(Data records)
-*-

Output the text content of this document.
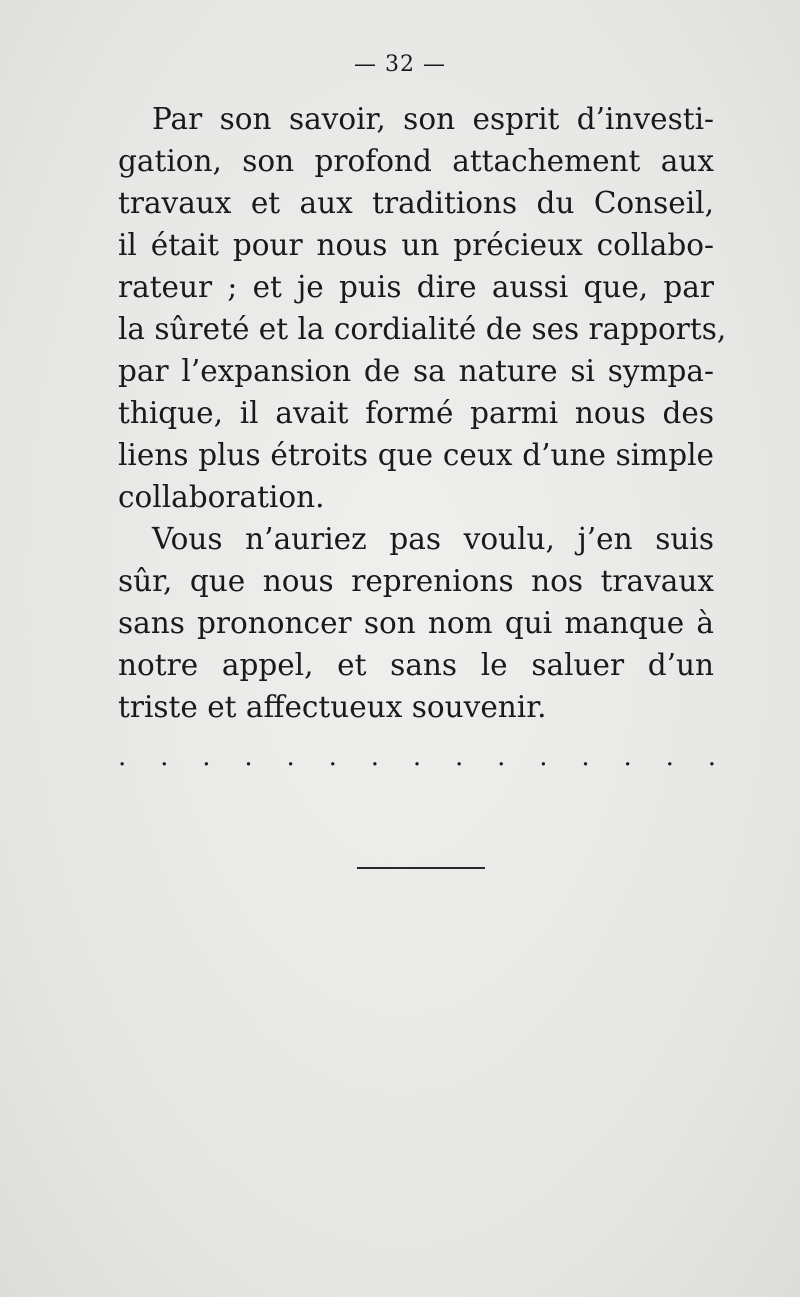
— 32 —
Par son savoir, son esprit d’investi-
gation, son profond attachement aux
travaux et aux traditions du Conseil,
il était pour nous un précieux collabo-
rateur ; et je puis dire aussi que, par
la sûreté et la cordialité de ses rapports,
par l’expansion de sa nature si sympa-
thique, il avait formé parmi nous des
liens plus étroits que ceux d’une simple
collaboration.
Vous n’auriez pas voulu, j’en suis
sûr, que nous reprenions nos travaux
sans prononcer son nom qui manque à
notre appel, et sans le saluer d’un
triste et affectueux souvenir.
. . . . . . . . . . . . . . .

-*-

--- WHAT YOU HAVE TO DO ---
Repeat all the data as it stands, dropping any images it holds.

--- EXERCISE ANSWER ---
Output the text content of this document.
— 32 —
Par son savoir, son esprit d’investi-
gation, son profond attachement aux
travaux et aux traditions du Conseil,
il était pour nous un précieux collabo-
rateur ; et je puis dire aussi que, par
la sûreté et la cordialité de ses rapports,
par l’expansion de sa nature si sympa-
thique, il avait formé parmi nous des
liens plus étroits que ceux d’une simple
collaboration.
Vous n’auriez pas voulu, j’en suis
sûr, que nous reprenions nos travaux
sans prononcer son nom qui manque à
notre appel, et sans le saluer d’un
triste et affectueux souvenir.
. . . . . . . . . . . . . . .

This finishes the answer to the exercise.